== Exercise goal ==
Can you rewrite the items from the start through the line containing "169, 756, 189)", changing "paragraph-line" to "text-line" and leaving everything else the same?

== Exercise input

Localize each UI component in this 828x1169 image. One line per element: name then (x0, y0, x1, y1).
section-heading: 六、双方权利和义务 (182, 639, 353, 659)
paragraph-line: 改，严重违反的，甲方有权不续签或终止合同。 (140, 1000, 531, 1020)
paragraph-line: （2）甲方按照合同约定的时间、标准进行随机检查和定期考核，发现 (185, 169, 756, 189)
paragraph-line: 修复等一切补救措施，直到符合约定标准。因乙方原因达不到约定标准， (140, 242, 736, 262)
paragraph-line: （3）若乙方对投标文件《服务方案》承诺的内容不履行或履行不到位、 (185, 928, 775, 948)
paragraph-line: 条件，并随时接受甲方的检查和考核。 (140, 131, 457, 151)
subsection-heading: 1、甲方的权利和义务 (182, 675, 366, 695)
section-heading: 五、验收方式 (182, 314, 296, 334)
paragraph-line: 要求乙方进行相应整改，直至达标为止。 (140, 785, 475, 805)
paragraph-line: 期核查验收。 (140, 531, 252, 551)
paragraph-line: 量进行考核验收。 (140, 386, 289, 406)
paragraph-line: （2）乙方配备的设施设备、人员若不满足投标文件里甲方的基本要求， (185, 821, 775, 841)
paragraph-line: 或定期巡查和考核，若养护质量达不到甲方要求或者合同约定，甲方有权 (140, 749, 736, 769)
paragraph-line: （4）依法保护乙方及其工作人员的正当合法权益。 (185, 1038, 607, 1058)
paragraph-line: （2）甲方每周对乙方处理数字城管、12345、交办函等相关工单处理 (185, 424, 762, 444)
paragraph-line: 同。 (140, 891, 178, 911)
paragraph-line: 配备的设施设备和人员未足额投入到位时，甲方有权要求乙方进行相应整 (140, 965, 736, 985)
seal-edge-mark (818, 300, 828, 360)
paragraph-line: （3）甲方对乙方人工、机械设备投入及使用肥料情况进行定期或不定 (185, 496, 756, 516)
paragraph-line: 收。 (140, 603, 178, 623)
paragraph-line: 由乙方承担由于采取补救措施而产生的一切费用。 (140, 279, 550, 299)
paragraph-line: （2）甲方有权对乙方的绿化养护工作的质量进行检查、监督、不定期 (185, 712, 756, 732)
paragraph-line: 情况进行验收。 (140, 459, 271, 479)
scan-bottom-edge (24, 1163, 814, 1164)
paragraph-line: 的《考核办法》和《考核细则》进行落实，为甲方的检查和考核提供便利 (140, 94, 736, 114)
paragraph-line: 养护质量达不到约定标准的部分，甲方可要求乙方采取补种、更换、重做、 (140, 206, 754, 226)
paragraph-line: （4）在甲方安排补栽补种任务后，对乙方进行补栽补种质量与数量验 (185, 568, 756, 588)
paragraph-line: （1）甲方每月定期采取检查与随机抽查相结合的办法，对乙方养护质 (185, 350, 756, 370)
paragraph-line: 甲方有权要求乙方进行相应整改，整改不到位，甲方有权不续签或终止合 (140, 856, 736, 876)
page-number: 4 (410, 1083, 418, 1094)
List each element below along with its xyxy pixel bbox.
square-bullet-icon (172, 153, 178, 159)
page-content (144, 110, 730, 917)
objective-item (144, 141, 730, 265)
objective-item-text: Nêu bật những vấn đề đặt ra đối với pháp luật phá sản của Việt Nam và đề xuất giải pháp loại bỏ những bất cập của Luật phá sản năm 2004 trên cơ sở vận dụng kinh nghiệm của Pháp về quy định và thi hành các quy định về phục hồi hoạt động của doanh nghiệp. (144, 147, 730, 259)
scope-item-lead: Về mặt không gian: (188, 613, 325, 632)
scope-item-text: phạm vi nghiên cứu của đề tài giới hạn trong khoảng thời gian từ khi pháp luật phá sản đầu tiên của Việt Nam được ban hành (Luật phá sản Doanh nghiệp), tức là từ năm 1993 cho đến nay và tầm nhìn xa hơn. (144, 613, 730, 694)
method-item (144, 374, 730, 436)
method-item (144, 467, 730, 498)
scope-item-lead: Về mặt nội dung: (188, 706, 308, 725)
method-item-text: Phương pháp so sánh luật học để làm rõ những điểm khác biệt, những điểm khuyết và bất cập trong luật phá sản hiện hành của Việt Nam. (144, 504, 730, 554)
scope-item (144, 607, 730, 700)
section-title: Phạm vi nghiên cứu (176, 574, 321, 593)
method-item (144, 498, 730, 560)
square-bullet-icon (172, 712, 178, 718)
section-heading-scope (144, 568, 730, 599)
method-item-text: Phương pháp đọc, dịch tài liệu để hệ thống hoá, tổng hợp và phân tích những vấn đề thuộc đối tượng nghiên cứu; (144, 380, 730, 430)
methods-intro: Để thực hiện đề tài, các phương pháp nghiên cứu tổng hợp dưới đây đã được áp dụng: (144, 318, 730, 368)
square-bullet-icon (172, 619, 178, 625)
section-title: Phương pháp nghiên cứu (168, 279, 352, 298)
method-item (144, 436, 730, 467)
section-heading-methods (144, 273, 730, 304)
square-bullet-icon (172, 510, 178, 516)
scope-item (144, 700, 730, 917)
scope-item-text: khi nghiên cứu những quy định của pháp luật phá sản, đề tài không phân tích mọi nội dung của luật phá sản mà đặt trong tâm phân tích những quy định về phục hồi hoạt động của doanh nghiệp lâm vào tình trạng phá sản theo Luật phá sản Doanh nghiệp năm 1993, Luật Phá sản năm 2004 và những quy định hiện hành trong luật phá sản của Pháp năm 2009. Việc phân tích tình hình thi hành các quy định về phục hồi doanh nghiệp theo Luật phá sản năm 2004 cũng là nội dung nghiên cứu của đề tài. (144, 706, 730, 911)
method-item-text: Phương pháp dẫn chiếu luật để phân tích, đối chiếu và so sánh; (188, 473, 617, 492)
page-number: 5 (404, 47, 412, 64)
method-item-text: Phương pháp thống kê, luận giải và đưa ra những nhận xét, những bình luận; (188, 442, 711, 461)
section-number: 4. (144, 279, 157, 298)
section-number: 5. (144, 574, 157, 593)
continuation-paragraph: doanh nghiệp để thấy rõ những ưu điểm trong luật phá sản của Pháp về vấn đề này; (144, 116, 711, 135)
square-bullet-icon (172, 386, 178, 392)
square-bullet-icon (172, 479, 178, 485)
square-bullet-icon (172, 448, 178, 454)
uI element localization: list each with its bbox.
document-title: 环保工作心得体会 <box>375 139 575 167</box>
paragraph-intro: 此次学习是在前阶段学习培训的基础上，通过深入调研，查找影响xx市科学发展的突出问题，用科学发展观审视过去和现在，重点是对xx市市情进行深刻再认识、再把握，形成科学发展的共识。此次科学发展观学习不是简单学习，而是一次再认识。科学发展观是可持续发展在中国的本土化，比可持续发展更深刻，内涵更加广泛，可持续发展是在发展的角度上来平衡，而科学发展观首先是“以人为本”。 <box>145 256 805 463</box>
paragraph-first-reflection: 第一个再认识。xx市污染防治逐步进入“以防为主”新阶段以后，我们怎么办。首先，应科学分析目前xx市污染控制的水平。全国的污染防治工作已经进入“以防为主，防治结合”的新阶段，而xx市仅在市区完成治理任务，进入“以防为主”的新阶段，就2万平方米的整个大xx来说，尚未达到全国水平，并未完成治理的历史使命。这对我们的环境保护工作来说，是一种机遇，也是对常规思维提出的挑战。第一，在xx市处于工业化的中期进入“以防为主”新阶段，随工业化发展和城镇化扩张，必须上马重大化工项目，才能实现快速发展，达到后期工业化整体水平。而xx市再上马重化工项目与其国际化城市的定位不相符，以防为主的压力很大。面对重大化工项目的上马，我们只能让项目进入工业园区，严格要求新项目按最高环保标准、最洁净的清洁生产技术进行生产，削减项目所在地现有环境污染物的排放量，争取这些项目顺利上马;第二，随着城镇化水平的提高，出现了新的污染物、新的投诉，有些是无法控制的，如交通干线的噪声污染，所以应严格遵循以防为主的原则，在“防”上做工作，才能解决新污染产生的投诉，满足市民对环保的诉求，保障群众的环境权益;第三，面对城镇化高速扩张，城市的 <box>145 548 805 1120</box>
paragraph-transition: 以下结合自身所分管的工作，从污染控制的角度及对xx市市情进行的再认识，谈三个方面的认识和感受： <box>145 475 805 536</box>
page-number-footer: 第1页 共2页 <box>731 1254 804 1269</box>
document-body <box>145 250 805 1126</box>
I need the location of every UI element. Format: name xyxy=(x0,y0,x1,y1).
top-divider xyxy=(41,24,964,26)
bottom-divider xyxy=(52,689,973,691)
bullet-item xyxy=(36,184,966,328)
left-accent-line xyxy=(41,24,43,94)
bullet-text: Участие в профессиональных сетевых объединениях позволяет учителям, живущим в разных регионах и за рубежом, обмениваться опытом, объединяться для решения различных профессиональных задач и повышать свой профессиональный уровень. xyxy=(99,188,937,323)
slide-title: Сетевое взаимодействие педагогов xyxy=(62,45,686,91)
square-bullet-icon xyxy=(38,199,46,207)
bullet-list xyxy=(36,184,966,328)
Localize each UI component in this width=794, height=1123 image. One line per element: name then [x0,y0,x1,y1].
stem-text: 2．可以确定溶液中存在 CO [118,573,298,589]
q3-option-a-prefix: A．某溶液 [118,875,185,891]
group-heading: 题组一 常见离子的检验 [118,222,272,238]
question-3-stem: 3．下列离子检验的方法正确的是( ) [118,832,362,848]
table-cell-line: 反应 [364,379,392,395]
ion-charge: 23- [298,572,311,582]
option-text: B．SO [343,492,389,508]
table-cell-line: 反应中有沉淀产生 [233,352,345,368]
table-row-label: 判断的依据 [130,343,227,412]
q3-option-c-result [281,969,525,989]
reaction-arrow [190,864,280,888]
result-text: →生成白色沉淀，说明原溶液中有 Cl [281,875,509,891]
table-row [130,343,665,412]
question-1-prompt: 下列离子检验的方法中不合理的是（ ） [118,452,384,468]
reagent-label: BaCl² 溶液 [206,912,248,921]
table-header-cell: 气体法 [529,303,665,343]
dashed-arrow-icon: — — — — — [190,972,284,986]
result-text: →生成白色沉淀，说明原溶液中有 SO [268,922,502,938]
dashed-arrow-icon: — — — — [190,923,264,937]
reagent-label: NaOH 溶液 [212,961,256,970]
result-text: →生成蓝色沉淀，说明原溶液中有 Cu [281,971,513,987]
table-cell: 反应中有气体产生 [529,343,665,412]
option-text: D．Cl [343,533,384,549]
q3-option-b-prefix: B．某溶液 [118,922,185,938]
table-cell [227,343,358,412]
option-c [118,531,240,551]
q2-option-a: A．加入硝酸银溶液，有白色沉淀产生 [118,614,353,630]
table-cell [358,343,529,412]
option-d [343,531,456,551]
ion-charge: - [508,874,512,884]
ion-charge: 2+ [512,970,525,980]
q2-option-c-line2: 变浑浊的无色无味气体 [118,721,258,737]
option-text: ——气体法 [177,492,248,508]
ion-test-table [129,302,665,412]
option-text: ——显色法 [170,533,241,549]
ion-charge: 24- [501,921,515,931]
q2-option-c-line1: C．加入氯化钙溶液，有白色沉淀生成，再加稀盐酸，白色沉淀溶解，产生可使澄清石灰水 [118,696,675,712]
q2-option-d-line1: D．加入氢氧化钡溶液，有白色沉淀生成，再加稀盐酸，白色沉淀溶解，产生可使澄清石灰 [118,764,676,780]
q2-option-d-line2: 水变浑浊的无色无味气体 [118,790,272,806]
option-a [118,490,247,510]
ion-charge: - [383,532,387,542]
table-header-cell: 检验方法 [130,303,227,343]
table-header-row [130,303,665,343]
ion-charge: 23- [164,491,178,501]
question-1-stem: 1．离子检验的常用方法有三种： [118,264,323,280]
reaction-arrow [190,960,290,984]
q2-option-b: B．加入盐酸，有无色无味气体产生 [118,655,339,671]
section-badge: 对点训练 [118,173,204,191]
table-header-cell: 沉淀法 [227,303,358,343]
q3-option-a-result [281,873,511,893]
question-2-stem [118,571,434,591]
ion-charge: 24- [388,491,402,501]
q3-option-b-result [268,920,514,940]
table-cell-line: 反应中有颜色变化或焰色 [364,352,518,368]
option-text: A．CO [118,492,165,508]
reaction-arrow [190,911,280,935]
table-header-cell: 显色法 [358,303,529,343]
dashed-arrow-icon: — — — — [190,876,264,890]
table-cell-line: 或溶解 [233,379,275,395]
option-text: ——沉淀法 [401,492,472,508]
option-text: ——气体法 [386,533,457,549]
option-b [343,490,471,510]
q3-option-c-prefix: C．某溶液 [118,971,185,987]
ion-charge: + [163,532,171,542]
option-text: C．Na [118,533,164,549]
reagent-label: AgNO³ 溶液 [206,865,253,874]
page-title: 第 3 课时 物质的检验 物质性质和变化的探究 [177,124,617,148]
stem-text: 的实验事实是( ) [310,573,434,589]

====

== Complete output ==
Localize each UI component in this 828x1169 image. One line per element: name then (x0, y0, x1, y1).
section-heading: 六、双方权利和义务 (182, 639, 353, 659)
text-line: 改，严重违反的，甲方有权不续签或终止合同。 (140, 1000, 531, 1020)
text-line: （2）甲方按照合同约定的时间、标准进行随机检查和定期考核，发现 (185, 169, 756, 189)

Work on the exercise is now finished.